[Stored data]
++++

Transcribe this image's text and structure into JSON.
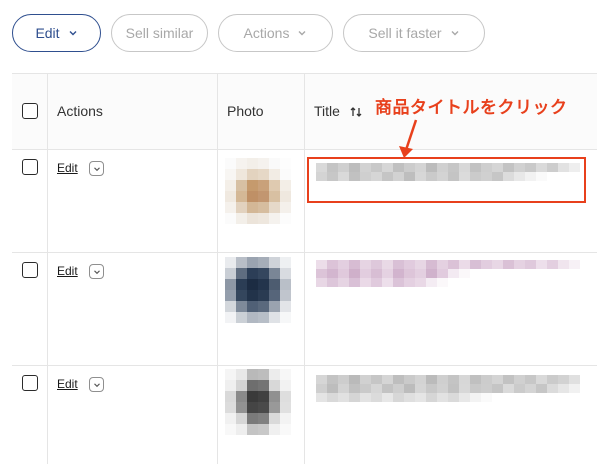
{
  "toolbar": {
    "edit_label": "Edit",
    "sell_similar_label": "Sell similar",
    "actions_label": "Actions",
    "sell_faster_label": "Sell it faster"
  },
  "table": {
    "columns": [
      "Actions",
      "Photo",
      "Title"
    ],
    "rows": [
      {
        "edit_label": "Edit"
      },
      {
        "edit_label": "Edit"
      },
      {
        "edit_label": "Edit"
      }
    ]
  },
  "annotation": {
    "label": "商品タイトルをクリック",
    "color": "#e8401c"
  },
  "colors": {
    "accent": "#2f4f8f",
    "annotation": "#e8401c",
    "border": "#e5e5e5"
  }
}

++++

DIRECTIONS: Copy the listing in full and without alteration, omitting every picture.

CORRECT OUTPUT:
Transcribe this image's text and structure into JSON.
{
  "toolbar": {
    "edit_label": "Edit",
    "sell_similar_label": "Sell similar",
    "actions_label": "Actions",
    "sell_faster_label": "Sell it faster"
  },
  "table": {
    "columns": [
      "Actions",
      "Photo",
      "Title"
    ],
    "rows": [
      {
        "edit_label": "Edit"
      },
      {
        "edit_label": "Edit"
      },
      {
        "edit_label": "Edit"
      }
    ]
  },
  "annotation": {
    "label": "商品タイトルをクリック",
    "color": "#e8401c"
  },
  "colors": {
    "accent": "#2f4f8f",
    "annotation": "#e8401c",
    "border": "#e5e5e5"
  }
}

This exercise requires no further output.